• **Exercise details**: Copy out each line of the data holding "this".

**** Supplied data

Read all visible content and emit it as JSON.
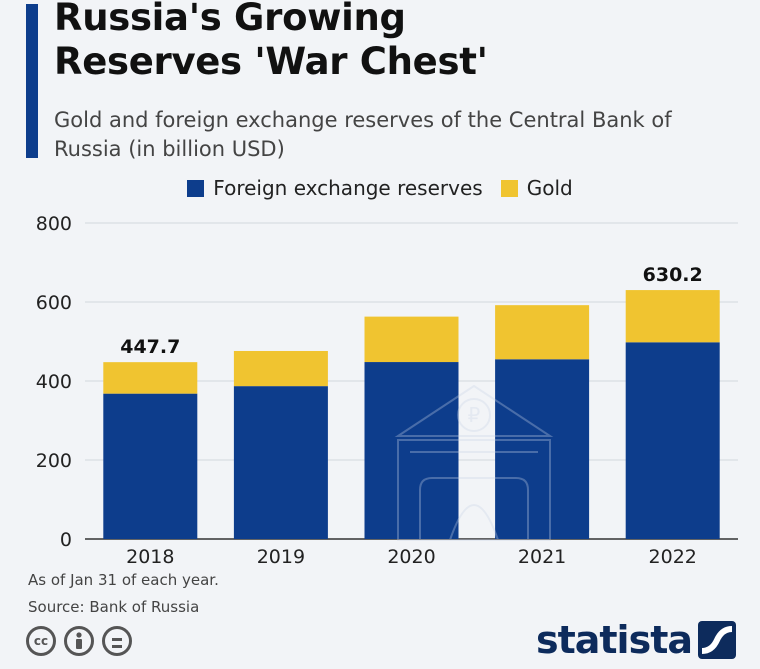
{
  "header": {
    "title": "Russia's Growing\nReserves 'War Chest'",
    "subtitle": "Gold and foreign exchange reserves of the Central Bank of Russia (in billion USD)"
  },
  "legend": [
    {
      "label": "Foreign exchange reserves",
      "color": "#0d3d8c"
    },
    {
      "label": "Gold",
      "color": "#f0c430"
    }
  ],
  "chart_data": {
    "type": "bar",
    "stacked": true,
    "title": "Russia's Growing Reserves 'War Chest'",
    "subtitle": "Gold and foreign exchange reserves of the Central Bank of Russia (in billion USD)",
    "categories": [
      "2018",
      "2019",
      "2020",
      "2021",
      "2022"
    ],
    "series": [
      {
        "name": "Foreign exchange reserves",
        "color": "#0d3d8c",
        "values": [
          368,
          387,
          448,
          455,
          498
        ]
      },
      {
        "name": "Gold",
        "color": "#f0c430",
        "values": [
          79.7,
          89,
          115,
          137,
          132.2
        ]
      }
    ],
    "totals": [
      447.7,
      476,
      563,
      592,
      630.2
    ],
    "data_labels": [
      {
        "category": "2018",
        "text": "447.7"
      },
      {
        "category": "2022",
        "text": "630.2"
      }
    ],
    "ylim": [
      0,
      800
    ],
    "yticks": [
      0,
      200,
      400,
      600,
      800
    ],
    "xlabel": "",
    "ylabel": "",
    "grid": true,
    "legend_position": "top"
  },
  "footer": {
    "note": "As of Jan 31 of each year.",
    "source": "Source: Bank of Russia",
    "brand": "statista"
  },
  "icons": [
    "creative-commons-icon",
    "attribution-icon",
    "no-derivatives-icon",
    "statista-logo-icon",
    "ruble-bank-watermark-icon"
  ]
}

********
**** Supplied data

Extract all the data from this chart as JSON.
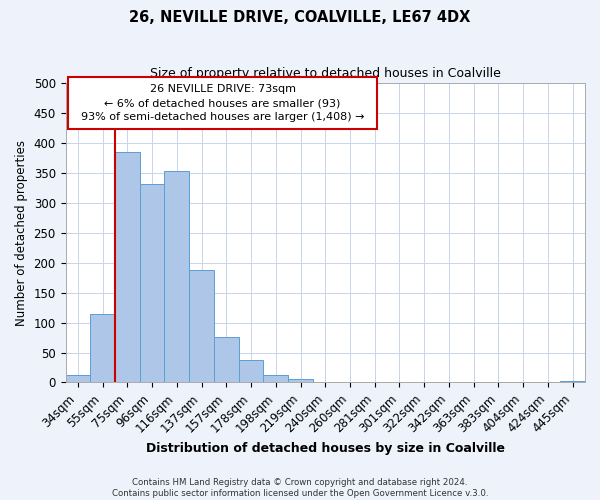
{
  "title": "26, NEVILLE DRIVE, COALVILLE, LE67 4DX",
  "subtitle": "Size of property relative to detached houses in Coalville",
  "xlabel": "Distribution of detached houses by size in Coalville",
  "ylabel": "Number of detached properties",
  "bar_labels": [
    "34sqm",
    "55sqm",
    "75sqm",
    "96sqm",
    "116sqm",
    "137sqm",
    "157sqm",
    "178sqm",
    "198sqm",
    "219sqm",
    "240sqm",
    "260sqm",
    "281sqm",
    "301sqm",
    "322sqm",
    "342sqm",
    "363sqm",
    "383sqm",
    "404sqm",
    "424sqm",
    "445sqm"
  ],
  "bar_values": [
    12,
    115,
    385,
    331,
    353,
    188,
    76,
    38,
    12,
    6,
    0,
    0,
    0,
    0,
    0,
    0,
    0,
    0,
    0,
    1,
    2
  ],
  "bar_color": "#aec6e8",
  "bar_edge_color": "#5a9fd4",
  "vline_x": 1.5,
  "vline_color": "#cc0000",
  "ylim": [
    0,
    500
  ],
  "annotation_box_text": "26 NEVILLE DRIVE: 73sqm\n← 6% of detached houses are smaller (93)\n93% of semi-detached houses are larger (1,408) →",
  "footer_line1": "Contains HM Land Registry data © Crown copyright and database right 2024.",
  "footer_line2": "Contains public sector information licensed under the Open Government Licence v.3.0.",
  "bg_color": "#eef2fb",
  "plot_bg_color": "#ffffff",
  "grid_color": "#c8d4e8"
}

********
**** Supplied data

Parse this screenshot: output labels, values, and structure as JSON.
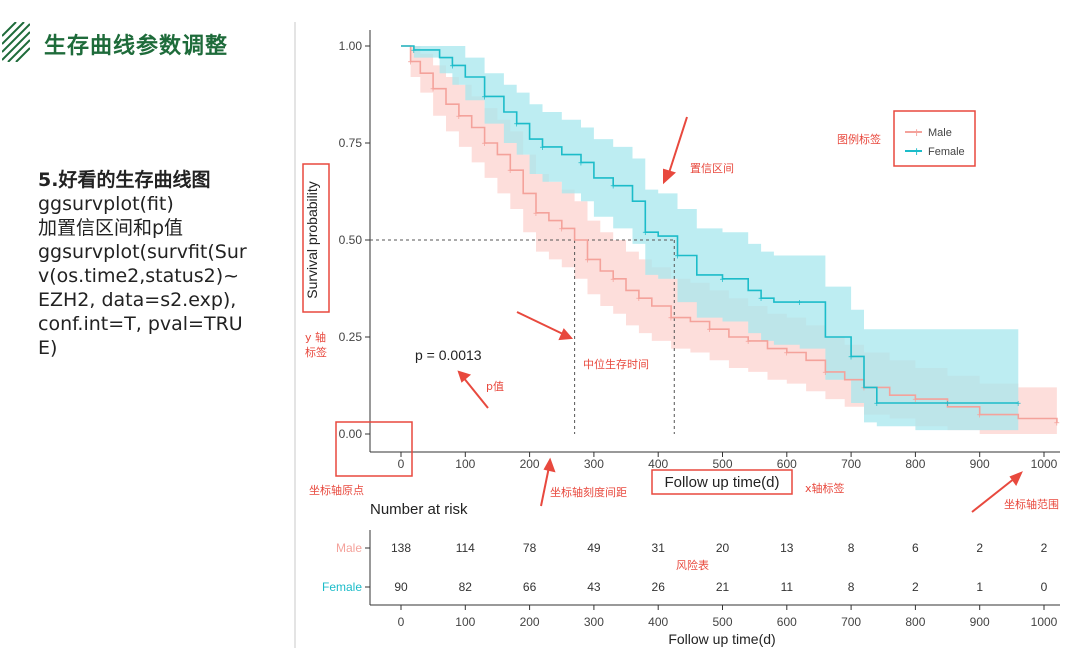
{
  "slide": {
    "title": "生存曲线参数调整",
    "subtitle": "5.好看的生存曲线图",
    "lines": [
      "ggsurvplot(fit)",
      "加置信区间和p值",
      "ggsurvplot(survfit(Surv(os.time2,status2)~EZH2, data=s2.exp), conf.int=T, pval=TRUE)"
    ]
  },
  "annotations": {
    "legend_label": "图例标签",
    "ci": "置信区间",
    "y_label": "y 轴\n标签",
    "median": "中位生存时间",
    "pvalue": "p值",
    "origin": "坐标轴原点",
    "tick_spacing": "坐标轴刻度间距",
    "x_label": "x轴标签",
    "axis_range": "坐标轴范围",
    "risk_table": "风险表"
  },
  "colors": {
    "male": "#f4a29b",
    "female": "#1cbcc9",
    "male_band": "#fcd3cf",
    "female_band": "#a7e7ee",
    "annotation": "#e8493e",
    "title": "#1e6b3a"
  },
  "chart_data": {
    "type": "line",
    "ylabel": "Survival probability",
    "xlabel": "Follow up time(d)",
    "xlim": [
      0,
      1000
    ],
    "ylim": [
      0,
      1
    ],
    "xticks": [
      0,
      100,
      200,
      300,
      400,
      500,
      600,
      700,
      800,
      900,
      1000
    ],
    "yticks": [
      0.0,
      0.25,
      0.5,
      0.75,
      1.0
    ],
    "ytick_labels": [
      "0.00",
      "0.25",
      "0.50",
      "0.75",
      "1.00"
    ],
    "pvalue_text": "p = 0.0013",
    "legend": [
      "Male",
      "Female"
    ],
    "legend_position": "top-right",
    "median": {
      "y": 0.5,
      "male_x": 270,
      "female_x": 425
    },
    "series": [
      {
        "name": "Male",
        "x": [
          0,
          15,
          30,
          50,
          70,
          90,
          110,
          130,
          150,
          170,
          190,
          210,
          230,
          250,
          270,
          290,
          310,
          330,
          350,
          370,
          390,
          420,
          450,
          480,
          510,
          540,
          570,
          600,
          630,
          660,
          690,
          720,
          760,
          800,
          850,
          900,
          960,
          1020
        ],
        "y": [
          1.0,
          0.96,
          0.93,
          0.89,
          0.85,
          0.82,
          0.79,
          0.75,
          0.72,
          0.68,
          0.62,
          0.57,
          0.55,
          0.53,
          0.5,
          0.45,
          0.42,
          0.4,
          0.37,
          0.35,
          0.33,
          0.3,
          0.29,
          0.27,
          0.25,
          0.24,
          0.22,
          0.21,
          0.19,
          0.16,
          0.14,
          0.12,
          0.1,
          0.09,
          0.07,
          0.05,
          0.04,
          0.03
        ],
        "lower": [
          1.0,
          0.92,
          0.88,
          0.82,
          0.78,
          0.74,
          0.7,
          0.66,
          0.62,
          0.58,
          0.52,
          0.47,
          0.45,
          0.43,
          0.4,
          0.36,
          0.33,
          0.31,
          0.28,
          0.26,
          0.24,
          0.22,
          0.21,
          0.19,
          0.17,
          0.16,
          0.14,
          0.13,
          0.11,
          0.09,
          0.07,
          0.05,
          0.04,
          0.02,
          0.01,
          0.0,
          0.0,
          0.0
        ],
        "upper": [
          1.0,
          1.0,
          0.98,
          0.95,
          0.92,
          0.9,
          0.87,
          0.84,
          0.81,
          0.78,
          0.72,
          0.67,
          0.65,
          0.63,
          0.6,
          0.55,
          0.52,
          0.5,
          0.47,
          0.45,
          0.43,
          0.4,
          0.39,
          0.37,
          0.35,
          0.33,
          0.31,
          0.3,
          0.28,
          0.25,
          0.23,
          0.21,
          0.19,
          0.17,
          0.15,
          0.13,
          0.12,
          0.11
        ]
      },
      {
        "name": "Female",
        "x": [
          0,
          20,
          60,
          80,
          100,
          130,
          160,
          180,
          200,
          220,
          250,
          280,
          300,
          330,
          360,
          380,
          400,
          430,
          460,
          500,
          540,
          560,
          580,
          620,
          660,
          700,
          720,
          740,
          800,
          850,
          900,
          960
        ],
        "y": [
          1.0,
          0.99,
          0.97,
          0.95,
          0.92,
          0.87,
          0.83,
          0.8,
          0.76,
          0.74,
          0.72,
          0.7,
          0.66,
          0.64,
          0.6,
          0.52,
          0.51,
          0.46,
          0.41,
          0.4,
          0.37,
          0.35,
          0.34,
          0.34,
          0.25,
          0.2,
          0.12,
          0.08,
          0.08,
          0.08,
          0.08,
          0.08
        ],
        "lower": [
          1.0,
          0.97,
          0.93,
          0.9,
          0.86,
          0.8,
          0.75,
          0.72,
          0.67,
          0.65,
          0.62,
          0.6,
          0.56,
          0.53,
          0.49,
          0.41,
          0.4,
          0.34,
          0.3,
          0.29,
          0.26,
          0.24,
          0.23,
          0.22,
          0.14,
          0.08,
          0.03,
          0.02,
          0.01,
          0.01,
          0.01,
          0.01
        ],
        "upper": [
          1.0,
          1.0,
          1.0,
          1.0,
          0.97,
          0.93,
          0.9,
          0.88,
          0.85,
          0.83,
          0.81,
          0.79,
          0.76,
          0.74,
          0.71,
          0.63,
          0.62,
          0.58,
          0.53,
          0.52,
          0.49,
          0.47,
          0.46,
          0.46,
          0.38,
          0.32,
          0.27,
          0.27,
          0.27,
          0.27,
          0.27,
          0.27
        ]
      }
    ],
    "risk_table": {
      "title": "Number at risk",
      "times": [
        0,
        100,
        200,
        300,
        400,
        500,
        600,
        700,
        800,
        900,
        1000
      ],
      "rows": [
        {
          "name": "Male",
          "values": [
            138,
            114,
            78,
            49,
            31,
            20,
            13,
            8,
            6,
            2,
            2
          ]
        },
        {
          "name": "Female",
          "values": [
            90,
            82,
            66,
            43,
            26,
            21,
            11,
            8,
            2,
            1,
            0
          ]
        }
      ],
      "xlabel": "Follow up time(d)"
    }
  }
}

********

• **Answer to the task**:
Extract all the data from this chart as JSON.
Parse this screenshot: output labels, values, and structure as JSON.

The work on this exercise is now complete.